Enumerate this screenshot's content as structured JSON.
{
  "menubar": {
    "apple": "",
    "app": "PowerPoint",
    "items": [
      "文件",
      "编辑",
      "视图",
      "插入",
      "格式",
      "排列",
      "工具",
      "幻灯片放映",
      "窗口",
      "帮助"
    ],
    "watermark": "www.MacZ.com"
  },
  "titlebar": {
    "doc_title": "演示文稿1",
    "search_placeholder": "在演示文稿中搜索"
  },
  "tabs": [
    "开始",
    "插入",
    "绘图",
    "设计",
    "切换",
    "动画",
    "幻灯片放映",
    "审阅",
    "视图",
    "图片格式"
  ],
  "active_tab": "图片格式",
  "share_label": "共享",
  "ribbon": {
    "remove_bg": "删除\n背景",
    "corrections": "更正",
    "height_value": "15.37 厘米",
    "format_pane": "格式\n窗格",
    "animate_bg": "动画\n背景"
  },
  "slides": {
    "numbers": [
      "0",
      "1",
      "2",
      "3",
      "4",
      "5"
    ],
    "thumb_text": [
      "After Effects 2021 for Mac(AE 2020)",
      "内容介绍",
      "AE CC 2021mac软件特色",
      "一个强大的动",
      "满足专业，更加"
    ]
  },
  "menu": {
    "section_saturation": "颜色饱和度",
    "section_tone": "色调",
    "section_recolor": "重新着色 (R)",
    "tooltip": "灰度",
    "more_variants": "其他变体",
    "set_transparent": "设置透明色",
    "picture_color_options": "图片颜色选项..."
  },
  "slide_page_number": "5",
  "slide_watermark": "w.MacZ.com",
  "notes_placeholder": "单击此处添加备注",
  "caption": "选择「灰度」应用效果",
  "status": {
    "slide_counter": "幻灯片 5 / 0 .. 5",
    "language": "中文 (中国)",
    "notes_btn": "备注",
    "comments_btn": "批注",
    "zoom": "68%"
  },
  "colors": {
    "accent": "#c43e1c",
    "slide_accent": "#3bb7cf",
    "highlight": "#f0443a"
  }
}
- - - - - - -
Written exercise =
Return the lines above exactly, keeping every word.

Solution to the problem =
Enumerate this screenshot's content as structured JSON.
{
  "menubar": {
    "apple": "",
    "app": "PowerPoint",
    "items": [
      "文件",
      "编辑",
      "视图",
      "插入",
      "格式",
      "排列",
      "工具",
      "幻灯片放映",
      "窗口",
      "帮助"
    ],
    "watermark": "www.MacZ.com"
  },
  "titlebar": {
    "doc_title": "演示文稿1",
    "search_placeholder": "在演示文稿中搜索"
  },
  "tabs": [
    "开始",
    "插入",
    "绘图",
    "设计",
    "切换",
    "动画",
    "幻灯片放映",
    "审阅",
    "视图",
    "图片格式"
  ],
  "active_tab": "图片格式",
  "share_label": "共享",
  "ribbon": {
    "remove_bg": "删除\n背景",
    "corrections": "更正",
    "height_value": "15.37 厘米",
    "format_pane": "格式\n窗格",
    "animate_bg": "动画\n背景"
  },
  "slides": {
    "numbers": [
      "0",
      "1",
      "2",
      "3",
      "4",
      "5"
    ],
    "thumb_text": [
      "After Effects 2021 for Mac(AE 2020)",
      "内容介绍",
      "AE CC 2021mac软件特色",
      "一个强大的动",
      "满足专业，更加"
    ]
  },
  "menu": {
    "section_saturation": "颜色饱和度",
    "section_tone": "色调",
    "section_recolor": "重新着色 (R)",
    "tooltip": "灰度",
    "more_variants": "其他变体",
    "set_transparent": "设置透明色",
    "picture_color_options": "图片颜色选项..."
  },
  "slide_page_number": "5",
  "slide_watermark": "w.MacZ.com",
  "notes_placeholder": "单击此处添加备注",
  "caption": "选择「灰度」应用效果",
  "status": {
    "slide_counter": "幻灯片 5 / 0 .. 5",
    "language": "中文 (中国)",
    "notes_btn": "备注",
    "comments_btn": "批注",
    "zoom": "68%"
  },
  "colors": {
    "accent": "#c43e1c",
    "slide_accent": "#3bb7cf",
    "highlight": "#f0443a"
  }
}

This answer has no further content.